• _TASK MATERIAL_:
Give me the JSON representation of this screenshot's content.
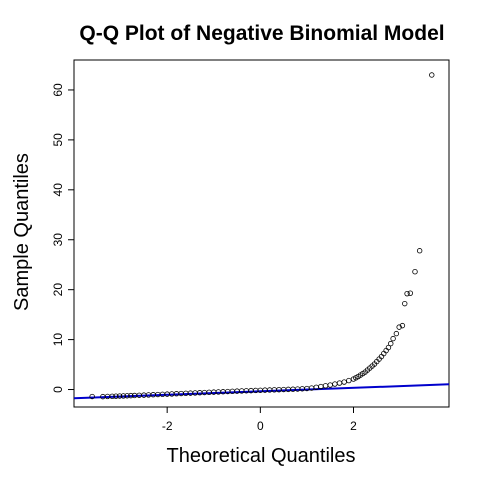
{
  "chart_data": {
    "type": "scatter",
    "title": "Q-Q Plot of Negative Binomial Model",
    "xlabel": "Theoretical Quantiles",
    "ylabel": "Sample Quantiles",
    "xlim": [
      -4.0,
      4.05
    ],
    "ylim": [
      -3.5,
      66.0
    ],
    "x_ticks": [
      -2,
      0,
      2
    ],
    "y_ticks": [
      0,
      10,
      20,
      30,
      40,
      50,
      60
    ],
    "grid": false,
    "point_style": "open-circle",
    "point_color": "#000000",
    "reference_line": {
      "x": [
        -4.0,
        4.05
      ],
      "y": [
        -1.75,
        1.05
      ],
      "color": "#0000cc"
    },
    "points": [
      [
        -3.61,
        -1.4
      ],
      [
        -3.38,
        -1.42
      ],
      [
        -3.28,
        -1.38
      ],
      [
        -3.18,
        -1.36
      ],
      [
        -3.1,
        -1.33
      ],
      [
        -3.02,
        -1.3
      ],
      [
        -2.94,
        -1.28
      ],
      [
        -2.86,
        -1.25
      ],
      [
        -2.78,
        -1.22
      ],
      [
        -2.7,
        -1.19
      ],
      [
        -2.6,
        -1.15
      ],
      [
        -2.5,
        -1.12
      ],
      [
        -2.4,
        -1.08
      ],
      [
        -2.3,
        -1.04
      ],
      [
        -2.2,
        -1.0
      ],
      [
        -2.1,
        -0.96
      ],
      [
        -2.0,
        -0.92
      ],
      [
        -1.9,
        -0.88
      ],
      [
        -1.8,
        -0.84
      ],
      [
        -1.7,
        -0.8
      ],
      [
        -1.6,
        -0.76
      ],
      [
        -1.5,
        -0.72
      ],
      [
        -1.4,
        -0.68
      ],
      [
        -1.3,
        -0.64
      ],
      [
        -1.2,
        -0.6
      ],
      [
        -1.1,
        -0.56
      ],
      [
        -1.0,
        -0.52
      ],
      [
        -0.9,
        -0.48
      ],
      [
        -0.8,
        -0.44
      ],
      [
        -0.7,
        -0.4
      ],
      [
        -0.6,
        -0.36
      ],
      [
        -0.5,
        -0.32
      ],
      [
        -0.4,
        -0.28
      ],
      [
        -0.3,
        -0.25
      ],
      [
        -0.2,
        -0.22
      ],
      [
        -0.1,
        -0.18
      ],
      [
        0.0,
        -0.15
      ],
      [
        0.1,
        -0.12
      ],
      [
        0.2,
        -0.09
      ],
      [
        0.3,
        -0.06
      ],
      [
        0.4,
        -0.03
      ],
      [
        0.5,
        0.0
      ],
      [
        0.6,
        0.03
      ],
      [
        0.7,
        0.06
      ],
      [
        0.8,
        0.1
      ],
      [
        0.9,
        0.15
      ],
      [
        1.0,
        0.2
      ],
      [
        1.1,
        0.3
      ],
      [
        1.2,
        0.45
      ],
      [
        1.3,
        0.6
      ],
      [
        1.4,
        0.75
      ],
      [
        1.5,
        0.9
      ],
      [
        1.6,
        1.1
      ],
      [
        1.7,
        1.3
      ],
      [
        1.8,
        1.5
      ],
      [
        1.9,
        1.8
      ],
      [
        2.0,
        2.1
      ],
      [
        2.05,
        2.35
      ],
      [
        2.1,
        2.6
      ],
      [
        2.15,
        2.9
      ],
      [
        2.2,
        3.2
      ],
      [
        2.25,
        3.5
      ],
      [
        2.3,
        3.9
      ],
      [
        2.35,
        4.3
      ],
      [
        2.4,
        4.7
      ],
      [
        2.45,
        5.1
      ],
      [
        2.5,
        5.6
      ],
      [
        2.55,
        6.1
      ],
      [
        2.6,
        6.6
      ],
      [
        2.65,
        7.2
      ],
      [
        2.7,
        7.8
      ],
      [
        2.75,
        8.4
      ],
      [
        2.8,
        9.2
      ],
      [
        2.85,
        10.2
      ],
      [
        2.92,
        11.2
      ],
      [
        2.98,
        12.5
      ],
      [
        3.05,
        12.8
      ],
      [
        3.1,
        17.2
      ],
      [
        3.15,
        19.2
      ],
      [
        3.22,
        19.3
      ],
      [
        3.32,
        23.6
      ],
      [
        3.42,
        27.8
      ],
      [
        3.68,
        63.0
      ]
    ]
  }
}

---

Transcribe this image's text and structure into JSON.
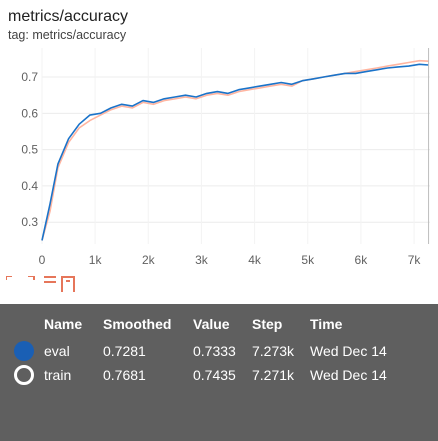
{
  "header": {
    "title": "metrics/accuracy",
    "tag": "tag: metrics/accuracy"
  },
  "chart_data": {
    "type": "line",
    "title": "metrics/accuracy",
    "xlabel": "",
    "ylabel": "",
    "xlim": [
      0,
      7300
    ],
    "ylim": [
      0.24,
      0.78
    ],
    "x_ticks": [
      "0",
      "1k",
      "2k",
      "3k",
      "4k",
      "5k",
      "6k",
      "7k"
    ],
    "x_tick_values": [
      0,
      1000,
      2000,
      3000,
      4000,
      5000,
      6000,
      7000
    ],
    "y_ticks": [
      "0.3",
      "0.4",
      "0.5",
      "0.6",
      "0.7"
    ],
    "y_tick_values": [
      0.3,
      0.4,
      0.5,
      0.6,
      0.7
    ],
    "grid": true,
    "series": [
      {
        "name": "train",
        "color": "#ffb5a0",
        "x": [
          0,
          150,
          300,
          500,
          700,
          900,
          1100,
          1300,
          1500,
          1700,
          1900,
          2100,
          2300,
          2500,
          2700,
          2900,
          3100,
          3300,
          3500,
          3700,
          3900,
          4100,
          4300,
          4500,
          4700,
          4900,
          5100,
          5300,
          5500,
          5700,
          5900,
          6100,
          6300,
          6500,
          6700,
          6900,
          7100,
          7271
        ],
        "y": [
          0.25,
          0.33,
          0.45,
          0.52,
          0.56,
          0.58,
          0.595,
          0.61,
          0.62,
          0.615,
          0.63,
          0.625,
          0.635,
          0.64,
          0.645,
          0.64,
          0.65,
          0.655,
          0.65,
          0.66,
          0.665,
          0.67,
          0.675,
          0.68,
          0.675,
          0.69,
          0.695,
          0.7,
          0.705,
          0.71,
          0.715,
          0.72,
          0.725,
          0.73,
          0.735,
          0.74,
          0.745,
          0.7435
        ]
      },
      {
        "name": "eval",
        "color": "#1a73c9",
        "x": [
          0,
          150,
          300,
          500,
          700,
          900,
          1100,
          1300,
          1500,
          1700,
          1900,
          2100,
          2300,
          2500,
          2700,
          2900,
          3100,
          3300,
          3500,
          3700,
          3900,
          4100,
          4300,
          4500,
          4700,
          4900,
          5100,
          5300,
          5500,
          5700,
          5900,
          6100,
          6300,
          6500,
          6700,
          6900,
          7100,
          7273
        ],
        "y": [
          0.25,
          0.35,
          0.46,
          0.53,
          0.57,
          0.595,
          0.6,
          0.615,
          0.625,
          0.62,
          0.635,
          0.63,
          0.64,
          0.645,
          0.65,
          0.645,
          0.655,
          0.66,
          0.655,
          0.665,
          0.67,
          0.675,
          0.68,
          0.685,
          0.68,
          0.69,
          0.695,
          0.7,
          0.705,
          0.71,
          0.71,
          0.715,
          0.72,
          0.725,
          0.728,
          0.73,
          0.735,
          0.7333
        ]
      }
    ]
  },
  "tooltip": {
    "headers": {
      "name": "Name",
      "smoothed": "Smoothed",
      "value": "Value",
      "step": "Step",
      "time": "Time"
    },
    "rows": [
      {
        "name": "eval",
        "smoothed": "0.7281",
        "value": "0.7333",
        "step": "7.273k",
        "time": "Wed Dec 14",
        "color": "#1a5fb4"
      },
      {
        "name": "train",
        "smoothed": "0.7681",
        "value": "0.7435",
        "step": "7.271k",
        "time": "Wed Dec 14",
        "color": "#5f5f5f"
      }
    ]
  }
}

---

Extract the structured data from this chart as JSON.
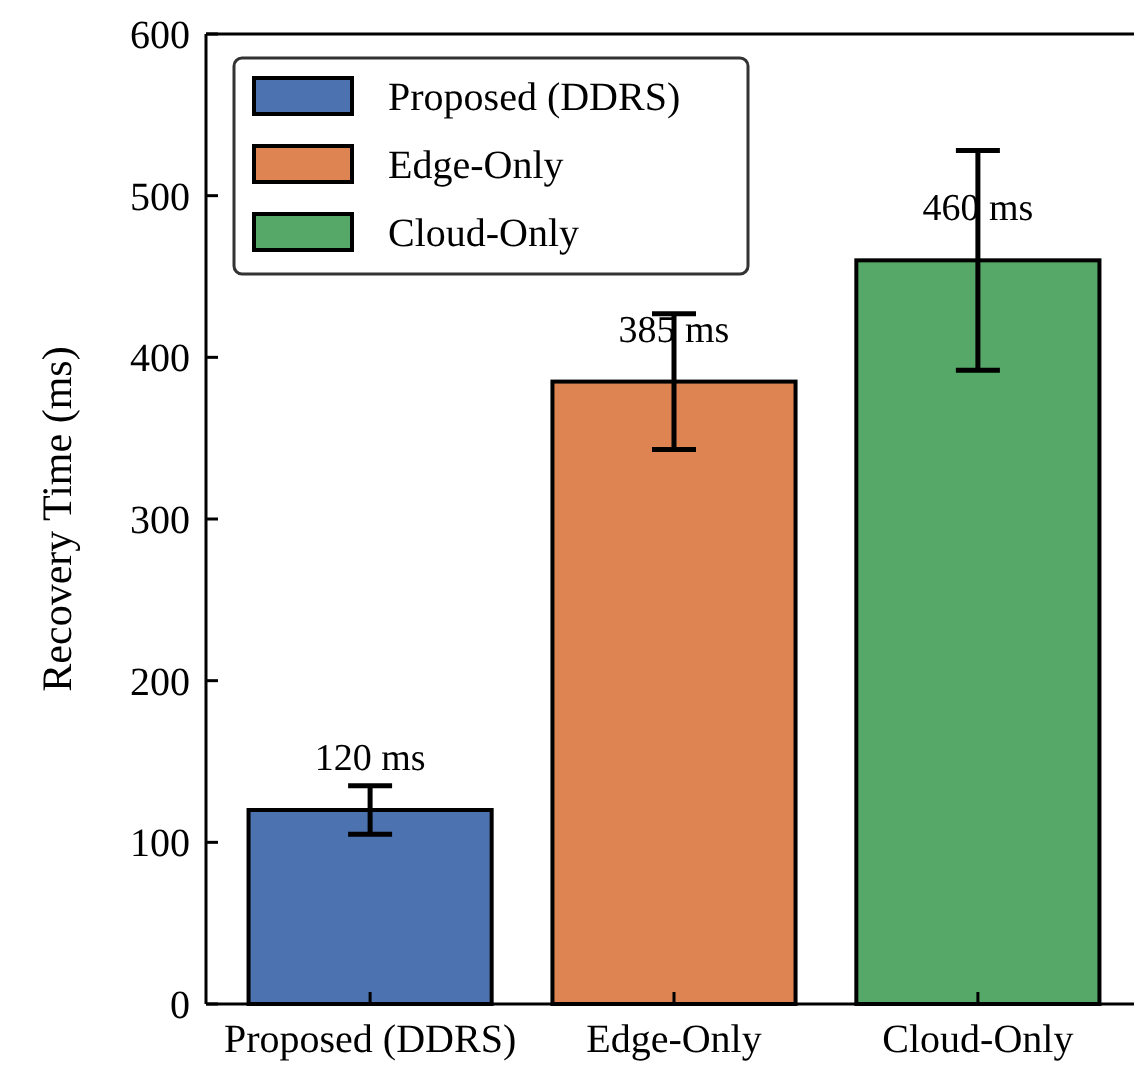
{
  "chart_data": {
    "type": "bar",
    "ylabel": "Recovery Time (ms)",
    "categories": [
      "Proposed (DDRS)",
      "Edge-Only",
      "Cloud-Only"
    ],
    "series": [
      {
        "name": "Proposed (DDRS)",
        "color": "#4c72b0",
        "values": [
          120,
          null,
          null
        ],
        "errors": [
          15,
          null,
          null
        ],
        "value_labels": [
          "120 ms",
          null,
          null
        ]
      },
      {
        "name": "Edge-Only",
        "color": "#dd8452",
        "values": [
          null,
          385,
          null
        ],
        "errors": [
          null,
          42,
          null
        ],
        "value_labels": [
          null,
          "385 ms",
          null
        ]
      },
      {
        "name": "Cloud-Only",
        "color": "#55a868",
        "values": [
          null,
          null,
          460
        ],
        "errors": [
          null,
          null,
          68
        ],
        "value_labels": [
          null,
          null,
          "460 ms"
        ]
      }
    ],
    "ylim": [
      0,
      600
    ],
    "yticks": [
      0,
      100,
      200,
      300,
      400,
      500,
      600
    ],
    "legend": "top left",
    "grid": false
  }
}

• _PROBLEM TO SOLVE_: From the data above, copy each line where the string "JSON" appears.

• _COMPLETED TASK_:
Give me the JSON representation of this screenshot's content.
Transcribe this image's text and structure into JSON.
Extract the structured data from this chart as JSON.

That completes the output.